■ WRITTEN EXERCISE ■
How many lines of these entries include the string "this"? State the number alone.

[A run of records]
◇ ◇ ◇ ◇ ◇ ◇ ◇

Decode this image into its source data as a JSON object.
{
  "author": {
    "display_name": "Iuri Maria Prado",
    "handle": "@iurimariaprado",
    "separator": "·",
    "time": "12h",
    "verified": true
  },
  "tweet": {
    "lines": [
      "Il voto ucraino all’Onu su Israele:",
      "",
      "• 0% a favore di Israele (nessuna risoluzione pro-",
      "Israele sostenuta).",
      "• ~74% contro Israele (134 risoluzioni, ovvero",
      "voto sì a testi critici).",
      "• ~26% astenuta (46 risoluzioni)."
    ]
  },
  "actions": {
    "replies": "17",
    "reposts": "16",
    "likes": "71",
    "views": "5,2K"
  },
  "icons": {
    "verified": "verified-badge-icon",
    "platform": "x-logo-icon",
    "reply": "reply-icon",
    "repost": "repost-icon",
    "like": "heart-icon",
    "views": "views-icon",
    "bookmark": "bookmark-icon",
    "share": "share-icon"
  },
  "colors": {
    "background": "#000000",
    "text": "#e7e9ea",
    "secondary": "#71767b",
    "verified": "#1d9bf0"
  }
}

◇ ◇ ◇ ◇ ◇ ◇ ◇

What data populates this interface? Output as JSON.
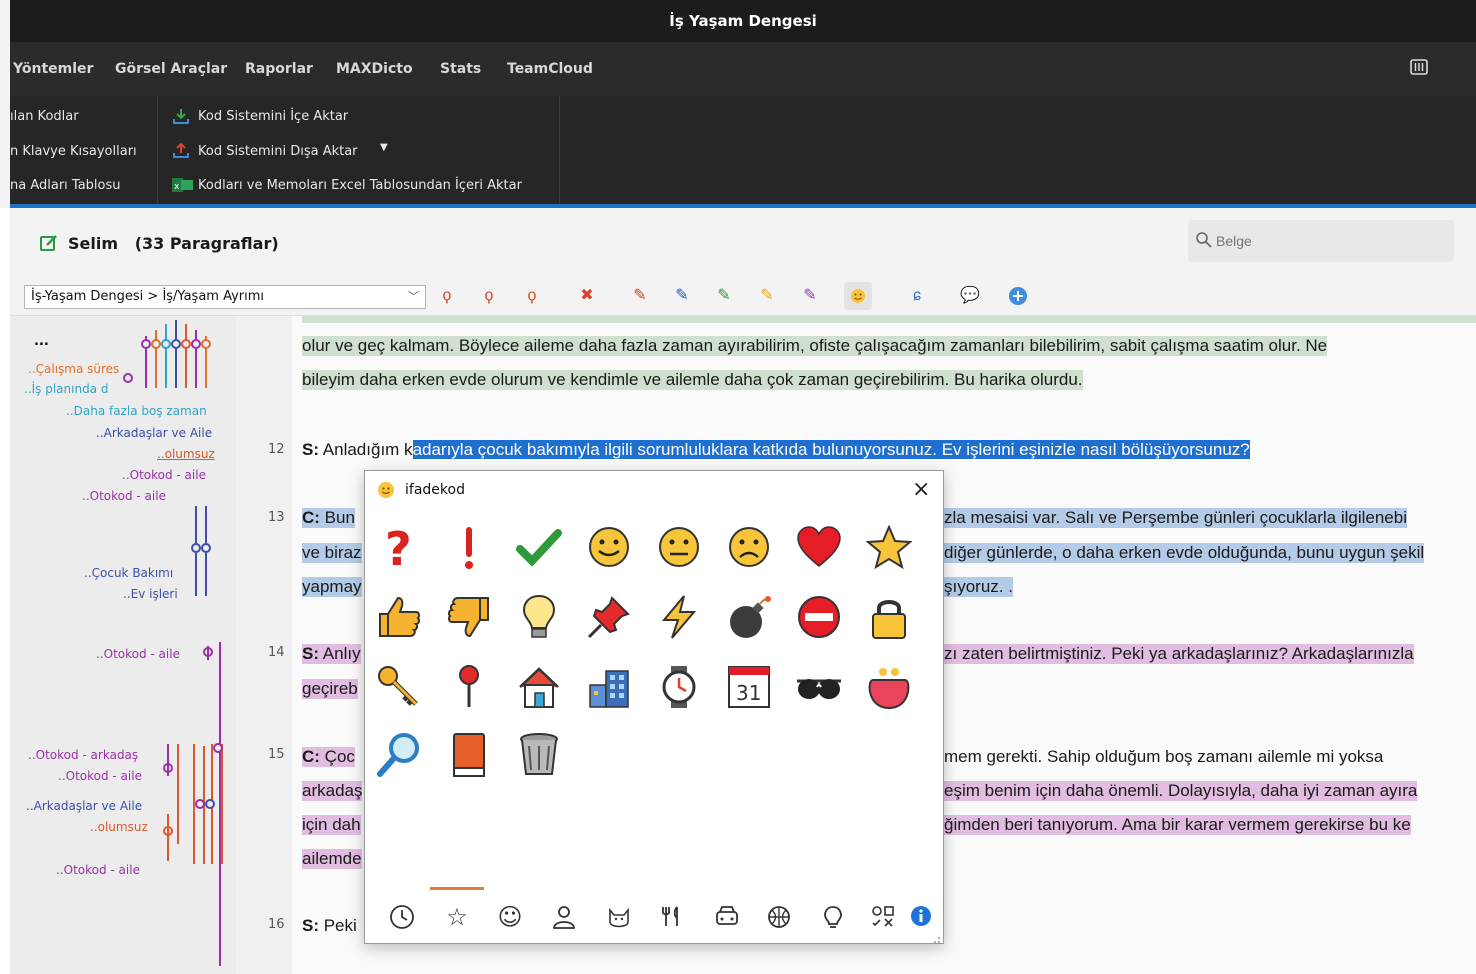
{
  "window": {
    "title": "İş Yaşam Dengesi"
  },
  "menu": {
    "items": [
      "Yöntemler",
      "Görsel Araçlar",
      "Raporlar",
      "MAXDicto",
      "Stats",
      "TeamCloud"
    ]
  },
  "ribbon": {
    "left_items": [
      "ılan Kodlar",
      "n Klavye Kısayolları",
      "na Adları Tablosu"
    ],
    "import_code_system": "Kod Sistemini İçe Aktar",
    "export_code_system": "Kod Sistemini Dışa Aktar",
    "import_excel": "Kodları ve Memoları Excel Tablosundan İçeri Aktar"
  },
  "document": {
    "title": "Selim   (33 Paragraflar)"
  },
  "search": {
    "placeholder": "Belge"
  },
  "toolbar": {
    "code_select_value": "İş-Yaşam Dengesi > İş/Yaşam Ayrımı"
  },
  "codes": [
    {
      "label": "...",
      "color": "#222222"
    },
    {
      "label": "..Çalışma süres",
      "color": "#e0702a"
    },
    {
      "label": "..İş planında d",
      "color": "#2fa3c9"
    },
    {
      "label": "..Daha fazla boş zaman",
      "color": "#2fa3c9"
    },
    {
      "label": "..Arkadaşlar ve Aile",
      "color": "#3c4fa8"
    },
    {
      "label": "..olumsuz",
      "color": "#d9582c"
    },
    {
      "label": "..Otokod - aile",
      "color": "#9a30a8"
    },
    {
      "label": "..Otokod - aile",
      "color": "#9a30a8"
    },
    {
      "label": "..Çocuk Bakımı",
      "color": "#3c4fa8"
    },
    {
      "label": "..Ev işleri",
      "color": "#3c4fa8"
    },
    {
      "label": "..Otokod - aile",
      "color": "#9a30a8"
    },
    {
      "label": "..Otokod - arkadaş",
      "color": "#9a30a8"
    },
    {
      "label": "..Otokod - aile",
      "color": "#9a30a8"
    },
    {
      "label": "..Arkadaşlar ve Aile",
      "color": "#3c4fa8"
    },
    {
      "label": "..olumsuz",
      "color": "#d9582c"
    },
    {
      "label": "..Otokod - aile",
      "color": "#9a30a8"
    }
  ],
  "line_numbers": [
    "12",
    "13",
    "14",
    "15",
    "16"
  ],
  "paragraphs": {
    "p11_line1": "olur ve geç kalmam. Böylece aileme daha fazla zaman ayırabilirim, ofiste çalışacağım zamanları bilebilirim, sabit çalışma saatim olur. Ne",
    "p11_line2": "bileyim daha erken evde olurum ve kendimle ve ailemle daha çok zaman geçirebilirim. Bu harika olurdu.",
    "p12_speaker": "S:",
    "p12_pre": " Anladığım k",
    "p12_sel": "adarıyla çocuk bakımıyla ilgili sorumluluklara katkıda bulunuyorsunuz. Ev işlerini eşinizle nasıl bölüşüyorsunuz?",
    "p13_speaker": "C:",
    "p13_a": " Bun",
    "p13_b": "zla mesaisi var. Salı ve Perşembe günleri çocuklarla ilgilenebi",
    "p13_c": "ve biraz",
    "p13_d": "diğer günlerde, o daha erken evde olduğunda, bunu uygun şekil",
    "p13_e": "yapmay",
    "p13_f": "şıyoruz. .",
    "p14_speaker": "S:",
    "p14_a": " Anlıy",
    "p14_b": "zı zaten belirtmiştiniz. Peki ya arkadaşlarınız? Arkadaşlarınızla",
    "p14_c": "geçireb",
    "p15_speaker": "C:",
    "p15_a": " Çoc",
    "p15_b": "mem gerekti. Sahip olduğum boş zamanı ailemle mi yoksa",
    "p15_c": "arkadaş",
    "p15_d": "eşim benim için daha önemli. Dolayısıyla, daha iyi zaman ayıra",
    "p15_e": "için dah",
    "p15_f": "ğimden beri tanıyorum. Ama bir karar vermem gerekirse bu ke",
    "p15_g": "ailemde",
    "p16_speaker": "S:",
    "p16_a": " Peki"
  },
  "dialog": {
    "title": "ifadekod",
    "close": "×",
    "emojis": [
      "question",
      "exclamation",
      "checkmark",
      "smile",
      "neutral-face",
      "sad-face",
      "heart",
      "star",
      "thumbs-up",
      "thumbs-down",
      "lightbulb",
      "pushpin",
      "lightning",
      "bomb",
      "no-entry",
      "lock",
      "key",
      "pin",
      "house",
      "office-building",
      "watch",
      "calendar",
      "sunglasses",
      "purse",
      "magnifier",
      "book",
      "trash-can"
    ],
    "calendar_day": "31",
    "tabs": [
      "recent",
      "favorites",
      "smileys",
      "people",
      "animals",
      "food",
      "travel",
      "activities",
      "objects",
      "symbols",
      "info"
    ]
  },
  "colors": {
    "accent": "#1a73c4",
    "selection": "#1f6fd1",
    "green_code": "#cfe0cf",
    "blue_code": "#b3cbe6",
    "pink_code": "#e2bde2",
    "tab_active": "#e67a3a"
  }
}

◇ ◇ ◇ ◇ ◇ ◇ ◇

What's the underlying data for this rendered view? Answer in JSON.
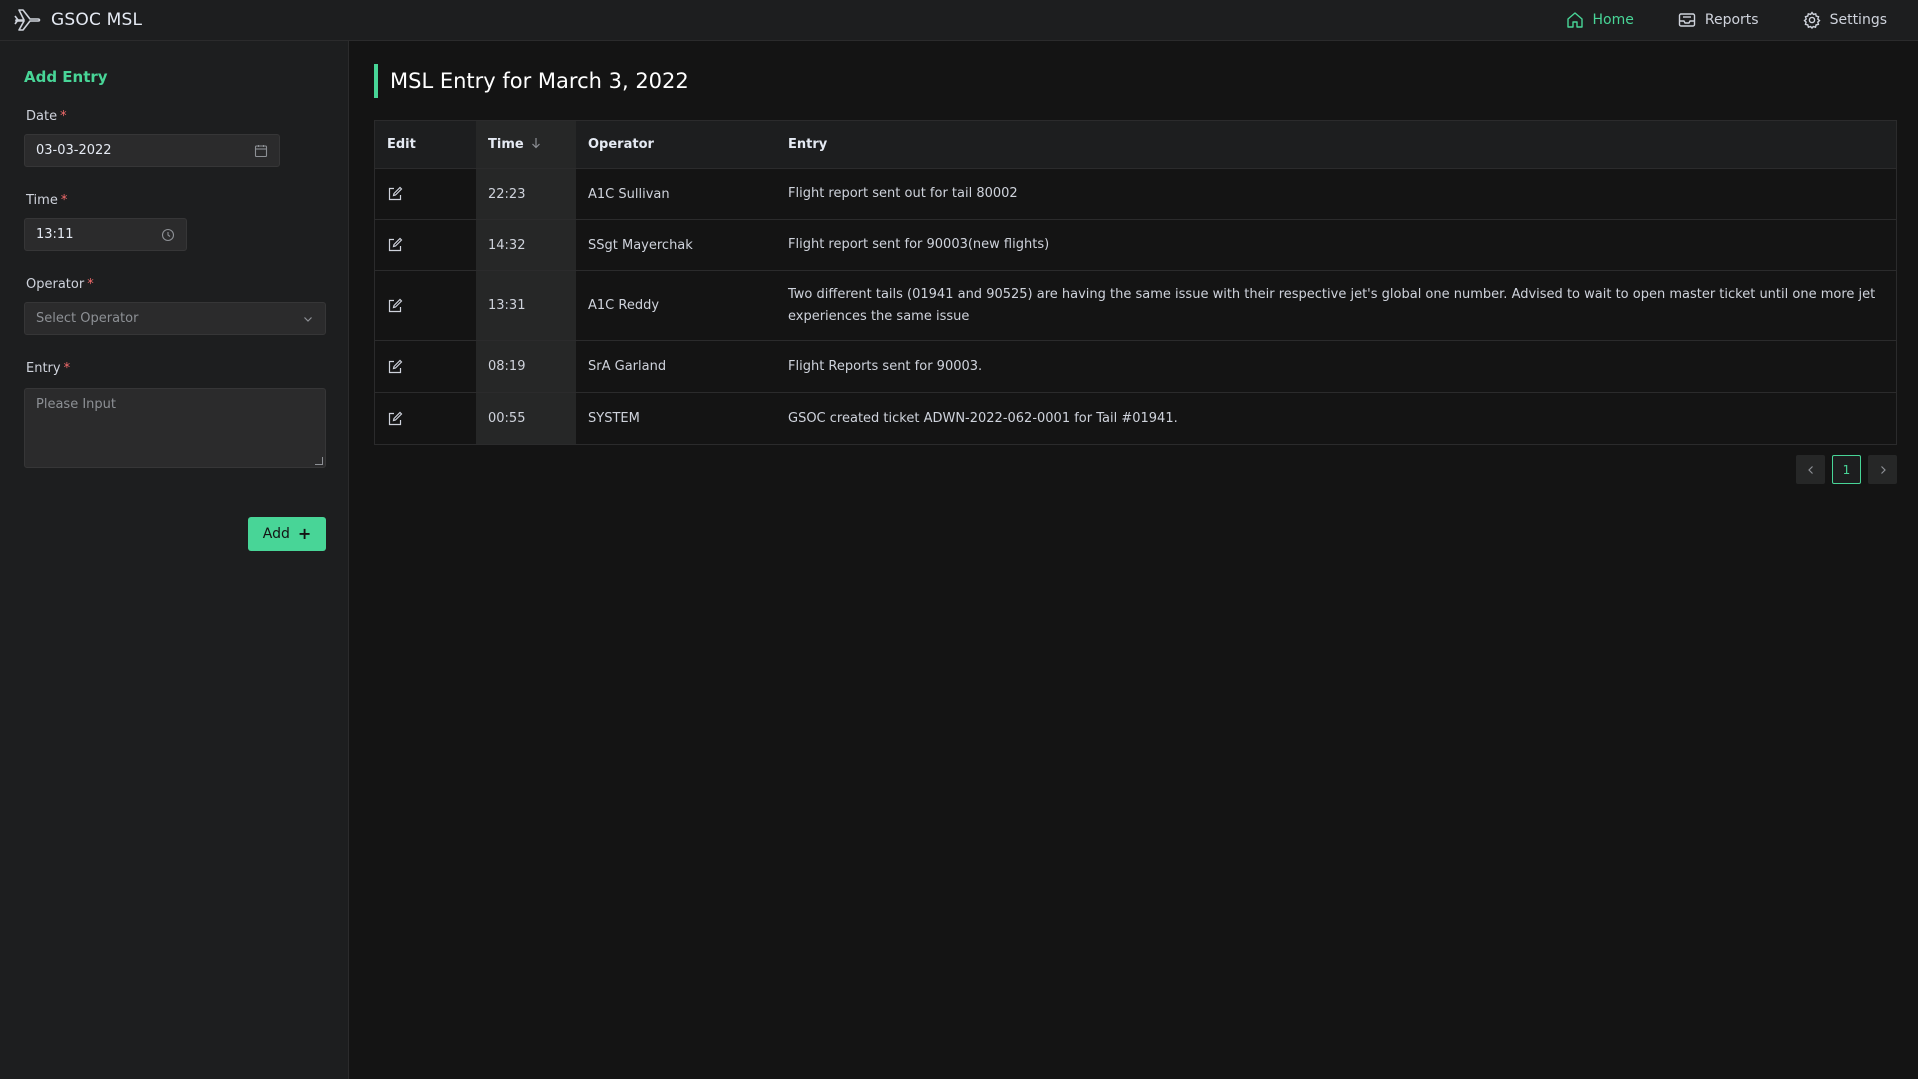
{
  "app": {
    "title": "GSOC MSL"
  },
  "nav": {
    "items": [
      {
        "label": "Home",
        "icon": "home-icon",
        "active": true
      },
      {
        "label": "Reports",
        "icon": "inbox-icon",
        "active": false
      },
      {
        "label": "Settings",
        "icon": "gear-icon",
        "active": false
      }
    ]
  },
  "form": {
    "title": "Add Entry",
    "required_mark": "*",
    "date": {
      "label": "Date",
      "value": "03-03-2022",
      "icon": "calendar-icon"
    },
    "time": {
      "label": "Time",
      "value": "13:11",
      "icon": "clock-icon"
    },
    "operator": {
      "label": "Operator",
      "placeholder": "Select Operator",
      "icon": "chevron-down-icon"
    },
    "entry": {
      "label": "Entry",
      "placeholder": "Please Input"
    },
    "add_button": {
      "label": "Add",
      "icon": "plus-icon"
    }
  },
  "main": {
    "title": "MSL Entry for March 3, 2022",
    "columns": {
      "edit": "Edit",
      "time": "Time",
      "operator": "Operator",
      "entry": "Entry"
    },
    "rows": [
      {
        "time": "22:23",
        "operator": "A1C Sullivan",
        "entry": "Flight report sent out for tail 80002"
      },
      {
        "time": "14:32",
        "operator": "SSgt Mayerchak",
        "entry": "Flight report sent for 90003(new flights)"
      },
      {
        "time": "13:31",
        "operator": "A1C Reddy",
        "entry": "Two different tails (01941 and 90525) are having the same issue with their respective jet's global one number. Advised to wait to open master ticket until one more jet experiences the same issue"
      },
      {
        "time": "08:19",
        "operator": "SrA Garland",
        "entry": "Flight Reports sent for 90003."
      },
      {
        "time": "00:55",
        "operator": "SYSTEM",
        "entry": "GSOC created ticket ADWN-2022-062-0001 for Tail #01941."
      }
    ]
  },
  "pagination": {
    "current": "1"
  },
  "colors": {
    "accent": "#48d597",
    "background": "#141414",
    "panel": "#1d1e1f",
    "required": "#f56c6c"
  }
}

◇ ◇ ◇ ◇ ◇ ◇ ◇

■ COMPLETE RESPONSE ■
3